### Input rows
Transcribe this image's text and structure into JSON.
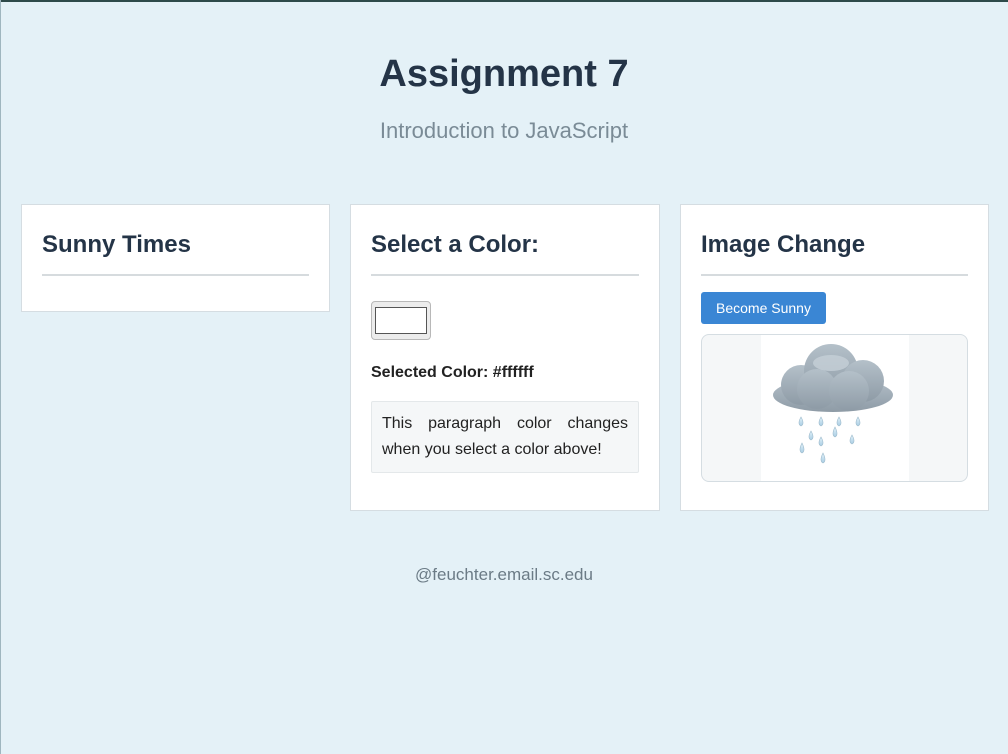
{
  "header": {
    "title": "Assignment 7",
    "subtitle": "Introduction to JavaScript"
  },
  "cards": {
    "sunny_times": {
      "title": "Sunny Times"
    },
    "select_color": {
      "title": "Select a Color:",
      "color_value": "#ffffff",
      "selected_label": "Selected Color: #ffffff",
      "paragraph": "This paragraph color changes when you select a color above!"
    },
    "image_change": {
      "title": "Image Change",
      "button_label": "Become Sunny",
      "image_icon": "rain-cloud-icon"
    }
  },
  "footer": {
    "email": "@feuchter.email.sc.edu"
  },
  "colors": {
    "background": "#e4f1f7",
    "button": "#3a86d4",
    "title": "#243447"
  }
}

### Exercise directions
Figure out how many lines of the data above include "ffffff", then give the number and nothing more.

### Task response
2